STATED TASK:
Every record below should be written out exactly; pictures stay out.

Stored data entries
########

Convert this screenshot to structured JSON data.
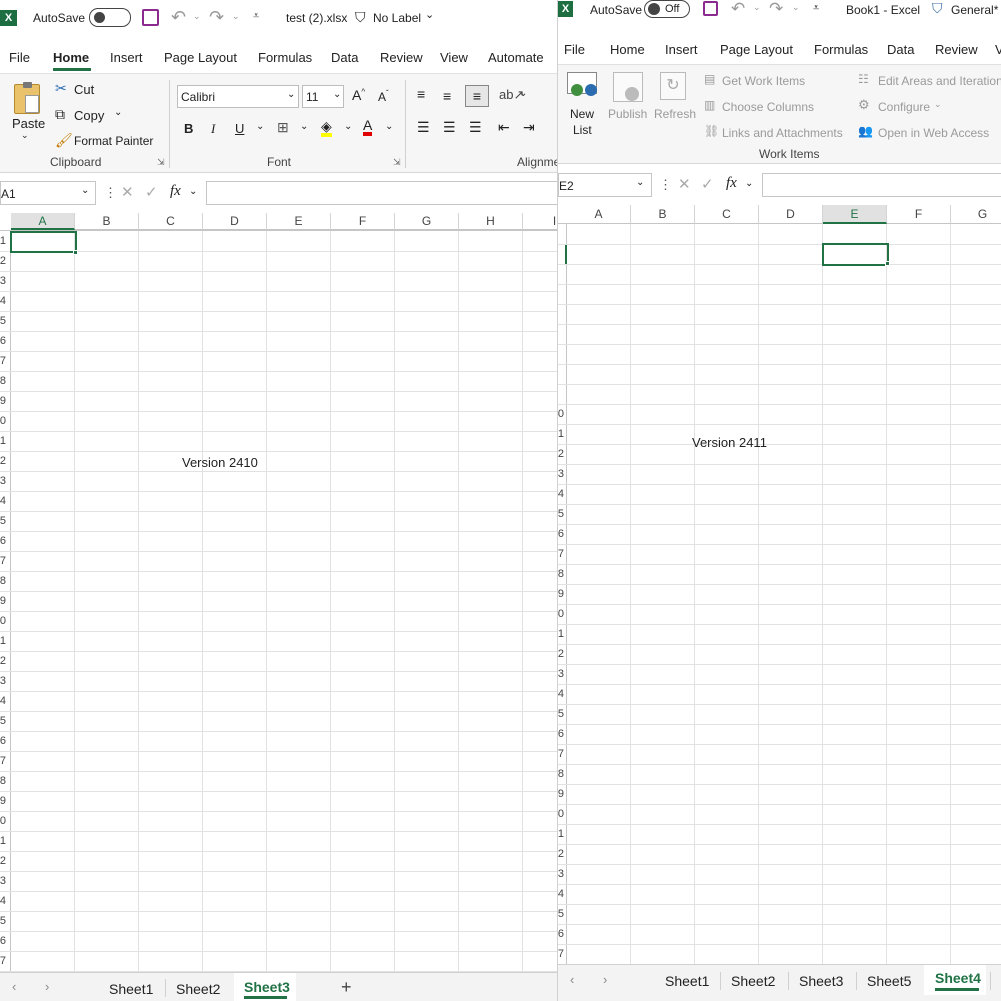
{
  "left": {
    "autosave_label": "AutoSave",
    "file_title": "test (2).xlsx",
    "label_text": "No Label",
    "menu": [
      "File",
      "Home",
      "Insert",
      "Page Layout",
      "Formulas",
      "Data",
      "Review",
      "View",
      "Automate"
    ],
    "clipboard": {
      "paste": "Paste",
      "cut": "Cut",
      "copy": "Copy",
      "format_painter": "Format Painter",
      "group": "Clipboard"
    },
    "font": {
      "name": "Calibri",
      "size": "11",
      "group": "Font",
      "bold": "B",
      "italic": "I",
      "underline": "U"
    },
    "alignment_group": "Alignme",
    "name_box": "A1",
    "columns": [
      "A",
      "B",
      "C",
      "D",
      "E",
      "F",
      "G",
      "H",
      "I"
    ],
    "rows": [
      "1",
      "2",
      "3",
      "4",
      "5",
      "6",
      "7",
      "8",
      "9",
      "0",
      "1",
      "2",
      "3",
      "4",
      "5",
      "6",
      "7",
      "8",
      "9",
      "0",
      "1",
      "2",
      "3",
      "4",
      "5",
      "6",
      "7",
      "8",
      "9",
      "0",
      "1",
      "2",
      "3",
      "4",
      "5",
      "6",
      "7"
    ],
    "cell_text": "Version 2410",
    "sheets": [
      "Sheet1",
      "Sheet2",
      "Sheet3"
    ],
    "add_sheet": "+"
  },
  "right": {
    "autosave_label": "AutoSave",
    "toggle_state": "Off",
    "file_title": "Book1 - Excel",
    "label_text": "General*",
    "menu": [
      "File",
      "Home",
      "Insert",
      "Page Layout",
      "Formulas",
      "Data",
      "Review",
      "V"
    ],
    "ribbon": {
      "new_list": "New",
      "new_list2": "List",
      "publish": "Publish",
      "refresh": "Refresh",
      "get_work_items": "Get Work Items",
      "choose_columns": "Choose Columns",
      "links_attachments": "Links and Attachments",
      "edit_areas": "Edit Areas and Iterations",
      "configure": "Configure",
      "open_web": "Open in Web Access",
      "group": "Work Items"
    },
    "name_box": "E2",
    "columns": [
      "A",
      "B",
      "C",
      "D",
      "E",
      "F",
      "G"
    ],
    "rows": [
      "0",
      "1",
      "2",
      "3",
      "4",
      "5",
      "6",
      "7",
      "8",
      "9",
      "0",
      "1",
      "2",
      "3",
      "4",
      "5",
      "6",
      "7",
      "8",
      "9",
      "0",
      "1",
      "2",
      "3",
      "4",
      "5",
      "6",
      "7"
    ],
    "cell_text": "Version 2411",
    "sheets": [
      "Sheet1",
      "Sheet2",
      "Sheet3",
      "Sheet5",
      "Sheet4"
    ]
  },
  "colors": {
    "accent": "#217346",
    "excel_icon": "#1d6f42",
    "save_icon": "#8b2a8f"
  }
}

########

SOLUTION TO THIS EXERCISE:
Convert this screenshot to structured JSON data.
{
  "left": {
    "autosave_label": "AutoSave",
    "file_title": "test (2).xlsx",
    "label_text": "No Label",
    "menu": [
      "File",
      "Home",
      "Insert",
      "Page Layout",
      "Formulas",
      "Data",
      "Review",
      "View",
      "Automate"
    ],
    "clipboard": {
      "paste": "Paste",
      "cut": "Cut",
      "copy": "Copy",
      "format_painter": "Format Painter",
      "group": "Clipboard"
    },
    "font": {
      "name": "Calibri",
      "size": "11",
      "group": "Font",
      "bold": "B",
      "italic": "I",
      "underline": "U"
    },
    "alignment_group": "Alignme",
    "name_box": "A1",
    "columns": [
      "A",
      "B",
      "C",
      "D",
      "E",
      "F",
      "G",
      "H",
      "I"
    ],
    "rows": [
      "1",
      "2",
      "3",
      "4",
      "5",
      "6",
      "7",
      "8",
      "9",
      "0",
      "1",
      "2",
      "3",
      "4",
      "5",
      "6",
      "7",
      "8",
      "9",
      "0",
      "1",
      "2",
      "3",
      "4",
      "5",
      "6",
      "7",
      "8",
      "9",
      "0",
      "1",
      "2",
      "3",
      "4",
      "5",
      "6",
      "7"
    ],
    "cell_text": "Version 2410",
    "sheets": [
      "Sheet1",
      "Sheet2",
      "Sheet3"
    ],
    "add_sheet": "+"
  },
  "right": {
    "autosave_label": "AutoSave",
    "toggle_state": "Off",
    "file_title": "Book1 - Excel",
    "label_text": "General*",
    "menu": [
      "File",
      "Home",
      "Insert",
      "Page Layout",
      "Formulas",
      "Data",
      "Review",
      "V"
    ],
    "ribbon": {
      "new_list": "New",
      "new_list2": "List",
      "publish": "Publish",
      "refresh": "Refresh",
      "get_work_items": "Get Work Items",
      "choose_columns": "Choose Columns",
      "links_attachments": "Links and Attachments",
      "edit_areas": "Edit Areas and Iterations",
      "configure": "Configure",
      "open_web": "Open in Web Access",
      "group": "Work Items"
    },
    "name_box": "E2",
    "columns": [
      "A",
      "B",
      "C",
      "D",
      "E",
      "F",
      "G"
    ],
    "rows": [
      "0",
      "1",
      "2",
      "3",
      "4",
      "5",
      "6",
      "7",
      "8",
      "9",
      "0",
      "1",
      "2",
      "3",
      "4",
      "5",
      "6",
      "7",
      "8",
      "9",
      "0",
      "1",
      "2",
      "3",
      "4",
      "5",
      "6",
      "7"
    ],
    "cell_text": "Version 2411",
    "sheets": [
      "Sheet1",
      "Sheet2",
      "Sheet3",
      "Sheet5",
      "Sheet4"
    ]
  },
  "colors": {
    "accent": "#217346",
    "excel_icon": "#1d6f42",
    "save_icon": "#8b2a8f"
  }
}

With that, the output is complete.